— Given entries —

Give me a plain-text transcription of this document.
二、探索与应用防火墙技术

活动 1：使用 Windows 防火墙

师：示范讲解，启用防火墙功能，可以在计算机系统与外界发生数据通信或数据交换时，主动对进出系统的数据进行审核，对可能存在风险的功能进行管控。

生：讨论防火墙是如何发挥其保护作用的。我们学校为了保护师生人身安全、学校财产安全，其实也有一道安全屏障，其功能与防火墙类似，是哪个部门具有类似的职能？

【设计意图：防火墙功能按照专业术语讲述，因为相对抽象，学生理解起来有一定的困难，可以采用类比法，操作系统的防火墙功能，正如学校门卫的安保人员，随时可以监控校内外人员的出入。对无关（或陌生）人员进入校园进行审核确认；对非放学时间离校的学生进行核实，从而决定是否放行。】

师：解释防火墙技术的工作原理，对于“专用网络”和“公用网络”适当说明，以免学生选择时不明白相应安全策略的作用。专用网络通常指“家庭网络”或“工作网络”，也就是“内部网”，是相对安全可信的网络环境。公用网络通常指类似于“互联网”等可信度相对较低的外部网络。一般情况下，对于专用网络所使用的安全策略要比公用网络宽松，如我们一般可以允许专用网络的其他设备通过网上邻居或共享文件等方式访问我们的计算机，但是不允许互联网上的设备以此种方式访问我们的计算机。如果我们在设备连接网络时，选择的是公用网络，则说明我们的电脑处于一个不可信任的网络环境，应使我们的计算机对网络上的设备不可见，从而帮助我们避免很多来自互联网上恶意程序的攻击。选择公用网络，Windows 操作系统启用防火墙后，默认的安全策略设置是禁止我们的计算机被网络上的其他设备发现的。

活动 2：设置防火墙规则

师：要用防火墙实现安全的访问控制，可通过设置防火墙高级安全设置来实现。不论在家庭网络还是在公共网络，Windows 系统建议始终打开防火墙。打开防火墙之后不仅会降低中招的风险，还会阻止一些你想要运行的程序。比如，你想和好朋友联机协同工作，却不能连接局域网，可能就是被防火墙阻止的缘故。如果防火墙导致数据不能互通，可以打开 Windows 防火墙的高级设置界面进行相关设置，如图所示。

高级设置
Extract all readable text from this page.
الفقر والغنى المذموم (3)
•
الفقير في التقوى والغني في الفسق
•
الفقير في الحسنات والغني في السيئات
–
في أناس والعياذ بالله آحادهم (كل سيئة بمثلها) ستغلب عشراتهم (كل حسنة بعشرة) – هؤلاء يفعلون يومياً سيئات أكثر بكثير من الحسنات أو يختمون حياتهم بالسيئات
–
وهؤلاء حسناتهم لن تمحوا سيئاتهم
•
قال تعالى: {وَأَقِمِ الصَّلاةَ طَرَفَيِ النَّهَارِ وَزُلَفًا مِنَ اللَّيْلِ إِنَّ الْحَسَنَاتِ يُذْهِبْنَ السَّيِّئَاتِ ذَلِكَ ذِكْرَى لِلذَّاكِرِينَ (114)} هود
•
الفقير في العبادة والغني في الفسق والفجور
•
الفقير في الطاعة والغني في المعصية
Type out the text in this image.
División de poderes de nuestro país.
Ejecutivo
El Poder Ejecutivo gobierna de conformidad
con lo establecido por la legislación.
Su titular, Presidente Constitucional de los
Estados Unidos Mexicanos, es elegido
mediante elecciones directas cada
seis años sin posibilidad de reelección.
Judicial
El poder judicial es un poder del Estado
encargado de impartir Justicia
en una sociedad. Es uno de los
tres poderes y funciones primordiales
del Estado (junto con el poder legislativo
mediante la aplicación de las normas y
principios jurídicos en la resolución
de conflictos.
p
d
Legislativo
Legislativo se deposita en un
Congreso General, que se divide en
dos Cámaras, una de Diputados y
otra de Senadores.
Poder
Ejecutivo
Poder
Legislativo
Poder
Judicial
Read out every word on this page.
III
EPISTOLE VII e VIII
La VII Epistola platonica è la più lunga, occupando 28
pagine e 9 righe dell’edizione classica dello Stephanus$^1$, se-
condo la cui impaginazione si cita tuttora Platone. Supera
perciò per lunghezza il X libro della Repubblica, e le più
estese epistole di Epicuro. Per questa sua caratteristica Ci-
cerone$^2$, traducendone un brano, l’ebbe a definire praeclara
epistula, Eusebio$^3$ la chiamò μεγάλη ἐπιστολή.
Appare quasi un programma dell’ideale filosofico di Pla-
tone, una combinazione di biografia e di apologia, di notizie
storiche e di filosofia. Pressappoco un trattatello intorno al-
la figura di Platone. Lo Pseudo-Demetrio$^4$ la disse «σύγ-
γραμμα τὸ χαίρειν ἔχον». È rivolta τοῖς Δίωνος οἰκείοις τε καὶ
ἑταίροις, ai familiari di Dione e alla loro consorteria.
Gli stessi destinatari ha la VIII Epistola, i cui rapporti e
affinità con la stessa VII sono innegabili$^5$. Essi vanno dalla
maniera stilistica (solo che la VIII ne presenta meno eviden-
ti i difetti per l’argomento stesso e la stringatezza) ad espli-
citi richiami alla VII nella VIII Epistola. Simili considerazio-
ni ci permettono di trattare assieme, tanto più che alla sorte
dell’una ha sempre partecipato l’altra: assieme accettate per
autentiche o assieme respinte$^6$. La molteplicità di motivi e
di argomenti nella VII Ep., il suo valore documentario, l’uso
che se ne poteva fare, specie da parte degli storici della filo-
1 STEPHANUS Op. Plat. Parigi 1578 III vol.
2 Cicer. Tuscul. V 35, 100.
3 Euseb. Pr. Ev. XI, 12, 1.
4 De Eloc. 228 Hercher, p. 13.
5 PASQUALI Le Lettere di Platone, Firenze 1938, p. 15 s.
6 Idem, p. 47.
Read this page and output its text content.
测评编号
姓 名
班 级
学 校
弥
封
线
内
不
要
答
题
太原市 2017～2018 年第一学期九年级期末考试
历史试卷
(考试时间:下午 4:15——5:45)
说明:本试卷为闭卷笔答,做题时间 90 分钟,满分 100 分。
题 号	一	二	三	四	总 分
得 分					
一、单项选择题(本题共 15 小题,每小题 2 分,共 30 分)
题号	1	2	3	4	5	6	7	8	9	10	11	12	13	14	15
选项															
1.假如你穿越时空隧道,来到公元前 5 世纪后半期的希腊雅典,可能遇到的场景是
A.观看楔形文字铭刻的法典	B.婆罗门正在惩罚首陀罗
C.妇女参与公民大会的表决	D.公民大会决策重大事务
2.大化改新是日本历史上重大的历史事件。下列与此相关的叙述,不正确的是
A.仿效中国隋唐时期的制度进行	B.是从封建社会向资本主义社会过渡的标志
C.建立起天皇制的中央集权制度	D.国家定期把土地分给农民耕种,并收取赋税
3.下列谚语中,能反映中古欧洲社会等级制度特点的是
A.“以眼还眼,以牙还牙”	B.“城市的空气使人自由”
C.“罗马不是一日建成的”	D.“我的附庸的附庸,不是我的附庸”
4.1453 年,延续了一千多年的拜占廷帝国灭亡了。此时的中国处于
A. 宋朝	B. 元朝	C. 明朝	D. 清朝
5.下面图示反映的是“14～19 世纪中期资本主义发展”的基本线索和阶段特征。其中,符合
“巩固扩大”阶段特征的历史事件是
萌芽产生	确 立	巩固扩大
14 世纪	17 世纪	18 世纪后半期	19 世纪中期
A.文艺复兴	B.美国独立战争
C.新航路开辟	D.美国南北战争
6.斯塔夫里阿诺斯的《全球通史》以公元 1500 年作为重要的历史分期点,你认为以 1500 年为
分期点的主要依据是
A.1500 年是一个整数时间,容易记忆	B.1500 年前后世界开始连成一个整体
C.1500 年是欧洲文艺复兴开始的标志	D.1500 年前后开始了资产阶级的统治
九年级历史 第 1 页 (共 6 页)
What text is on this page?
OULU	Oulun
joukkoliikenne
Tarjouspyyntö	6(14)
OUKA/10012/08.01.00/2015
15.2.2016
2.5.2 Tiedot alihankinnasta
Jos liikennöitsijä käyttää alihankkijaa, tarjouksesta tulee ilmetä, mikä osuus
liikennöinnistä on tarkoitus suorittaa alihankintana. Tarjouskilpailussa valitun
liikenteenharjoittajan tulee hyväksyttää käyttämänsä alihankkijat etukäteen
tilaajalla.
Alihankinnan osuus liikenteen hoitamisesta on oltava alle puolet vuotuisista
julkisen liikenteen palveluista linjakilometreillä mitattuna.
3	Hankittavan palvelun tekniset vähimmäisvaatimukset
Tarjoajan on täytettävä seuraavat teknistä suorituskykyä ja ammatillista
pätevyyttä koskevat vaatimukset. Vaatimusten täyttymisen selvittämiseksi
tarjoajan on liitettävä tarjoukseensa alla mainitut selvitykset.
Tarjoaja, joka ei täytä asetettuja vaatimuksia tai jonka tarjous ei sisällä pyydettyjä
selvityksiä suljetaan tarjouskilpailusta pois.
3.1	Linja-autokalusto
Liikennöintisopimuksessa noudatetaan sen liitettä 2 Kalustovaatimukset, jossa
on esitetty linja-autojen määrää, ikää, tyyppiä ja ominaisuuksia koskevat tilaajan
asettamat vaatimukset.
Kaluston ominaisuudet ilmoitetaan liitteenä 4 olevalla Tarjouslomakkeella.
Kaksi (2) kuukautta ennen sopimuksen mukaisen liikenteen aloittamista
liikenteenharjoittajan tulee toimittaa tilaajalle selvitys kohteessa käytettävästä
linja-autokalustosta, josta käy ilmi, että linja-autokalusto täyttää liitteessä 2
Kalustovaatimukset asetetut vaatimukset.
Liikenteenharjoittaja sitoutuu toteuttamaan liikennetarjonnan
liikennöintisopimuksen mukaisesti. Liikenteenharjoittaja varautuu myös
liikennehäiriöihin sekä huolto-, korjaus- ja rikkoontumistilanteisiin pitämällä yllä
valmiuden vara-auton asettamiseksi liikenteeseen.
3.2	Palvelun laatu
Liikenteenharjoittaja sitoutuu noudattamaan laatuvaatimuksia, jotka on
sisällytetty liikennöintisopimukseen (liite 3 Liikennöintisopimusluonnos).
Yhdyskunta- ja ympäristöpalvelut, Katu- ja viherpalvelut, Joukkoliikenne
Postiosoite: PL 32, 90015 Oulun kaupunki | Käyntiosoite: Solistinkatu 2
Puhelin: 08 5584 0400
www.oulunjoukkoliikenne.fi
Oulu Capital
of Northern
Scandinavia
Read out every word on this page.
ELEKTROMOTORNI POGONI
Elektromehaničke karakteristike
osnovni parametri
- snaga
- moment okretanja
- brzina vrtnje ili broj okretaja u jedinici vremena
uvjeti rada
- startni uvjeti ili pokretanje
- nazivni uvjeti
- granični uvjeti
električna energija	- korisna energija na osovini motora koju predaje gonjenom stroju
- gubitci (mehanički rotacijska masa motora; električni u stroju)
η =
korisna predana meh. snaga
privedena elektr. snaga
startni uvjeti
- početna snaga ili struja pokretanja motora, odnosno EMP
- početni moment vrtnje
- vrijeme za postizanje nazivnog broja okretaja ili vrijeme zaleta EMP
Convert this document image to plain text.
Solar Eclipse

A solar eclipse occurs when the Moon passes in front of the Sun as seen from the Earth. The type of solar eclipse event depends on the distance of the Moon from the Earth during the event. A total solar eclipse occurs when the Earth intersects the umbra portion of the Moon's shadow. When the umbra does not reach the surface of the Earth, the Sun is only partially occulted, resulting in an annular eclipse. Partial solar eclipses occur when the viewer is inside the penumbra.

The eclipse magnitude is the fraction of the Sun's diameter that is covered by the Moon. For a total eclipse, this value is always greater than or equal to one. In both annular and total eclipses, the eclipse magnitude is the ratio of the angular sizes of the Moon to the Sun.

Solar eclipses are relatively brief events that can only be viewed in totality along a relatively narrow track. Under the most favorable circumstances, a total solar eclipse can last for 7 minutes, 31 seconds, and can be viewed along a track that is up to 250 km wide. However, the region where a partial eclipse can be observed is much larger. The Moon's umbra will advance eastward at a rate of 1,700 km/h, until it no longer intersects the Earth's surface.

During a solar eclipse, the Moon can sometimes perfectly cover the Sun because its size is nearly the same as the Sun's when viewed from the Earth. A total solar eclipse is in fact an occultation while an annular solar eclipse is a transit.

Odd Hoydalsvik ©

— Task to complete —
Scan the material above. Extract every line in which the word "plain" occurs.

— Exercise response —
Give me a plain-text transcription of this document.
Convert this document image to plain text.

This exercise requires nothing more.